**Task prompt:**
In the records below, count every line containing "nurin". Reply with the number only.

[Start of Records supplied]

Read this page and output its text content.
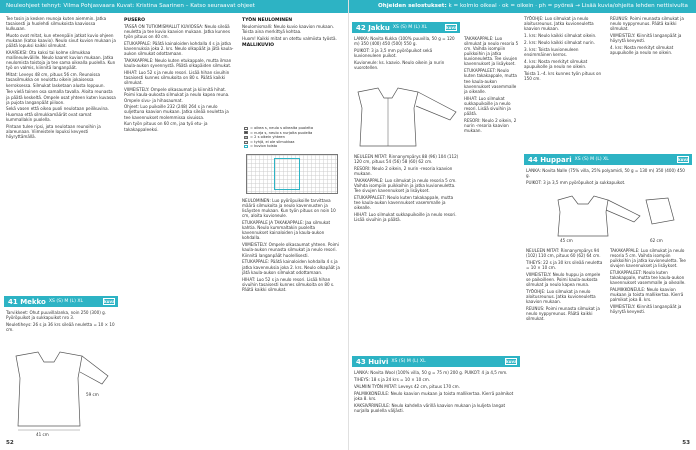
Neuleohjeet tehnyt: Vilma Pohjasvaara Kuvat: Kristina Saarinen – Katso seuraavat ohjeet	Ohjeiden selostukset: k = kolmio oikeal · ok = oikein · ph = pyöreä → Lisää kuvia/ohjeita lehden nettisivulta

Tee tosin ja kesken reunoja kuten aiemmin. Jatka tasaisesti ja huolehdi silmukoista kaaviossa kulkuaan.

Muoto ovat mitat, kun eteenpäin jatkat kuvio ohjeen mukaan (katso kaavio). Neulo sivut kuvion mukaan ja päätä lopuksi kaikki silmukat.

KAAREKSI: Ota kaksi tai kolme silmukkaa mallineulevälille. Neulo kaaret kuvion mukaan. Jatka neulomista toistoja ja tee sama oikealla puolella. Kun työ on valmis, kiinnitä langanpäät.

Mitat: Leveys 48 cm, pituus 56 cm. Reunoissa tasasilmukka on neulottu oikein jokaisessa kerroksessa. Silmukat lasketaan alusta loppuun.

Tee vielä toinen osa samalla tavalla. Aloita reunasta ja päätä keskeltä. Ompele osat yhteen kuten kuvassa ja pujota langanpäät piiloon.

Sekä vasen että oikea puoli neulotaan peilikuvina. Huomaa että silmukkamäärät ovat samat kummallakin puolella.

Pintaan tulee ripsi, jota neulotaan reunoihin ja alareunaan. Viimeistele lopuksi kevyesti höyryttämällä.

41
Mekko XS (S) M (L) XL	kuva

Tarvikkeet: Ohut puuvillalanka, noin 250 (300) g. Pyöröpuikot ja sukkapuikot nro 3.

Neuletiheys: 26 s ja 36 krs sileää neuletta = 10 × 10 cm.

41 cm

59 cm

PUSERO

TÄSSÄ ON TUTKIMISMALLIT KUVIOSSA: Neulo sileää neuletta ja tee kuvio kaavion mukaan. Jatka kunnes työn pituus on 40 cm.

ETUKAPPALE: Päätä kainaloiden kohdalla 4 s ja jatka kavennuksia joka 2. krs. Neulo olkapäät ja jätä kaula-aukon silmukat odottamaan.

TAKAKAPPALE: Neulo kuten etukappale, mutta ilman kaula-aukon syvennystä. Päätä olkapäiden silmukat.

HIHAT: Luo 52 s ja neulo resori. Lisää hihan sivuihin tasaisesti kunnes silmukoita on 80 s. Päätä kaikki silmukat.

VIIMEISTELY: Ompele olkasaumat ja kiinnitä hihat. Poimi kaula-aukosta silmukat ja neulo kapea reuna. Ompele sivu- ja hihasaumat.

Ohjeet: Luo puikoille 232 (248) 264 s ja neulo suljettuna kaavion mukaan. Jatka sileää neuletta ja tee kavennukset molemmissa sivuissa.

Kun työn pituus on 60 cm, jaa työ etu- ja takakappaleeksi.

TYÖN NEULOMINEN

Neulomismalli: Neulo kuvio kaavion mukaan. Toista aina merkittyä kohtaa.

Huom! Kaikki mitat on otettu valmiista työstä.

MALLIKUVIO
= oikea s, neulo s oikealta puolelta
= nurja s, neulo s nurjalta puolelta
= 2 s oikein yhteen
= tyhjä, ei ole silmukkaa
= kuvion toisto

NEULOMINEN: Luo pyöröpuikoille tarvittava määrä silmukoita ja neulo kavennusten ja lisäysten mukaan. Kun työn pituus on noin 10 cm, aloita kuvioneule.

ETUKAPPALE JA TAKAKAPPALE: Jaa silmukat kahtia. Neulo kummaltakin puolelta kavennukset kainaloiden ja kaula-aukon kohdalla.

VIIMEISTELY: Ompele olkasaumat yhteen. Poimi kaula-aukon reunasta silmukat ja neulo resori. Kiinnitä langanpäät huolellisesti.

ETUKAPPALE: Päätä kainaloiden kohdalla 4 s ja jatka kavennuksia joka 2. krs. Neulo olkapäät ja jätä kaula-aukon silmukat odottamaan.

HIHAT: Luo 52 s ja neulo resori. Lisää hihan sivuihin tasaisesti kunnes silmukoita on 80 s. Päätä kaikki silmukat.

52
42
Jakku XS (S) M (L) XL	kuva

LANKA: Novita Kukka (100% puuvilla, 50 g = 120 m) 350 (400) 450 (500) 550 g.

PUIKOT: 3 ja 3,5 mm pyöröpuikot sekä kuvioneuleen puikot.

Kuvioneule: ks. kaavio. Neulo oikein ja nurin vuorotellen.

NEULEEN MITAT: Rinnanympärys 88 (96) 104 (112) 120 cm, pituus 54 (56) 58 (60) 62 cm.

RESORI: Neulo 2 oikein, 2 nurin -resoria kaavion mukaan.

TAKAKAPPALE: Luo silmukat ja neulo resoria 5 cm. Vaihda isompiin puikkoihin ja jatka kuvioneuletta. Tee sivujen kavennukset ja lisäykset.

ETUKAPPALEET: Neulo kuten takakappale, mutta tee kaula-aukon kavennukset vasemmalle ja oikealle.

HIHAT: Luo silmukat sukkapuikoille ja neulo resori. Lisää sivuihin ja päätä.

TAKAKAPPALE: Luo silmukat ja neulo resoria 5 cm. Vaihda isompiin puikkoihin ja jatka kuvioneuletta. Tee sivujen kavennukset ja lisäykset.

ETUKAPPALEET: Neulo kuten takakappale, mutta tee kaula-aukon kavennukset vasemmalle ja oikealle.

HIHAT: Luo silmukat sukkapuikoille ja neulo resori. Lisää sivuihin ja päätä.

RESORI: Neulo 2 oikein, 2 nurin -resoria kaavion mukaan.

43
Huivi XS (S) M (L) XL	kuva

LANKA: Novita Wool (100% villa, 50 g = 75 m) 200 g. PUIKOT: 4 ja 4,5 mm.

TIHEYS: 18 s ja 24 krs = 10 × 10 cm.

VALMIIN TYÖN MITAT: Leveys 42 cm, pituus 170 cm.

PALMIKKONEULE: Neulo kaavion mukaan ja toista mallikertaa. Kierrä palmikot joka 8. krs.

KAKSIVÄRINEULE: Neulo kahdella värillä kaavion mukaan ja kuljeta langat nurjalla puolella väljästi.

TYÖOHJE: Luo silmukat ja neulo aloitusreunus. Jatka kuvioneuletta kaavion mukaan.

1. krs: Neulo kaikki silmukat oikein.

2. krs: Neulo kaikki silmukat nurin.

3. krs: Toista kuvioneuleen ensimmäinen kerros.

4. krs: Nosta merkityt silmukat apupuikolle ja neulo ne oikein.

Toista 1.–4. krs kunnes työn pituus on 150 cm.

REUNUS: Poimi reunasta silmukat ja neulo nyppyreunus. Päätä kaikki silmukat.

VIIMEISTELY: Kiinnitä langanpäät ja höyrytä kevyesti.

4. krs: Nosta merkityt silmukat apupuikolle ja neulo ne oikein.

44
Huppari XS (S) M (L) XL	kuva

LANKA: Novita Nalle (75% villa, 25% polyamidi, 50 g = 130 m) 350 (400) 450 g.

PUIKOT: 3 ja 3,5 mm pyöröpuikot ja sukkapuikot.

45 cm	62 cm

NEULEEN MITAT: Rinnanympärys 94 (102) 110 cm, pituus 60 (62) 64 cm.

TIHEYS: 22 s ja 30 krs sileää neuletta = 10 × 10 cm.

VIIMEISTELY: Neulo huppu ja ompele se paikoilleen. Poimi kaula-aukosta silmukat ja neulo kapea reuna.

TYÖOHJE: Luo silmukat ja neulo aloitusreunus. Jatka kuvioneuletta kaavion mukaan.

REUNUS: Poimi reunasta silmukat ja neulo nyppyreunus. Päätä kaikki silmukat.

TAKAKAPPALE: Luo silmukat ja neulo resoria 5 cm. Vaihda isompiin puikkoihin ja jatka kuvioneuletta. Tee sivujen kavennukset ja lisäykset.

ETUKAPPALEET: Neulo kuten takakappale, mutta tee kaula-aukon kavennukset vasemmalle ja oikealle.

PALMIKKONEULE: Neulo kaavion mukaan ja toista mallikertaa. Kierrä palmikot joka 8. krs.

VIIMEISTELY: Kiinnitä langanpäät ja höyrytä kevyesti.

53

[End of Records supplied]

**Solution for this exercise:**
4